[Start MATERIAL SUPPLIED]

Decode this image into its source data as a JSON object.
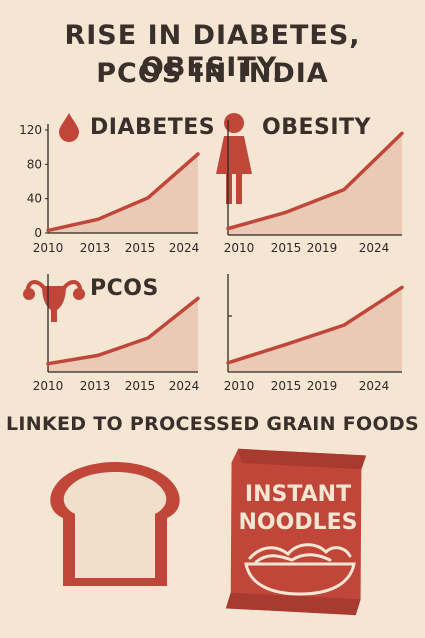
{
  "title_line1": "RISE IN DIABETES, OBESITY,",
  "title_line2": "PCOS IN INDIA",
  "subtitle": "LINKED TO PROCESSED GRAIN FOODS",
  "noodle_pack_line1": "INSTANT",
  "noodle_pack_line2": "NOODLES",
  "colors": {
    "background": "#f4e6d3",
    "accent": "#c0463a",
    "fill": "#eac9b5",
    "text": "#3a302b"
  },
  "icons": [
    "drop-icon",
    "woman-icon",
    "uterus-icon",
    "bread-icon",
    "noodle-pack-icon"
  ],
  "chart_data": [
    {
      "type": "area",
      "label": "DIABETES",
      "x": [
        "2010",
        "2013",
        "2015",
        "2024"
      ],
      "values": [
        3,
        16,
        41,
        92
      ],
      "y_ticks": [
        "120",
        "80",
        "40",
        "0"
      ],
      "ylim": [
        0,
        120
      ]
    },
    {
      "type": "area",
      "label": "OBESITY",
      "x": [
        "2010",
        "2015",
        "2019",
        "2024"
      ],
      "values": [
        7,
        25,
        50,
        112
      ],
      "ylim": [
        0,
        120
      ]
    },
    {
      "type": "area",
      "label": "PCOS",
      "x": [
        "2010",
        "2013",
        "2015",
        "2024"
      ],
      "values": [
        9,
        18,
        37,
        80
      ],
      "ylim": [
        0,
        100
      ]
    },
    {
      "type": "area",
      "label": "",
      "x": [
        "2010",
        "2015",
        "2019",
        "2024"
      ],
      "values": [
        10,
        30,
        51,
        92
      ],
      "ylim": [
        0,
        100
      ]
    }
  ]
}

[End MATERIAL SUPPLIED]

→ **STATED TASK**
Repeat the material above in full and unchanged, minus its images.

→ **OUTPUT FOR THIS TASK**
Decode this image into its source data as a JSON object.
{
  "title_line1": "RISE IN DIABETES, OBESITY,",
  "title_line2": "PCOS IN INDIA",
  "subtitle": "LINKED TO PROCESSED GRAIN FOODS",
  "noodle_pack_line1": "INSTANT",
  "noodle_pack_line2": "NOODLES",
  "colors": {
    "background": "#f4e6d3",
    "accent": "#c0463a",
    "fill": "#eac9b5",
    "text": "#3a302b"
  },
  "icons": [
    "drop-icon",
    "woman-icon",
    "uterus-icon",
    "bread-icon",
    "noodle-pack-icon"
  ],
  "chart_data": [
    {
      "type": "area",
      "label": "DIABETES",
      "x": [
        "2010",
        "2013",
        "2015",
        "2024"
      ],
      "values": [
        3,
        16,
        41,
        92
      ],
      "y_ticks": [
        "120",
        "80",
        "40",
        "0"
      ],
      "ylim": [
        0,
        120
      ]
    },
    {
      "type": "area",
      "label": "OBESITY",
      "x": [
        "2010",
        "2015",
        "2019",
        "2024"
      ],
      "values": [
        7,
        25,
        50,
        112
      ],
      "ylim": [
        0,
        120
      ]
    },
    {
      "type": "area",
      "label": "PCOS",
      "x": [
        "2010",
        "2013",
        "2015",
        "2024"
      ],
      "values": [
        9,
        18,
        37,
        80
      ],
      "ylim": [
        0,
        100
      ]
    },
    {
      "type": "area",
      "label": "",
      "x": [
        "2010",
        "2015",
        "2019",
        "2024"
      ],
      "values": [
        10,
        30,
        51,
        92
      ],
      "ylim": [
        0,
        100
      ]
    }
  ]
}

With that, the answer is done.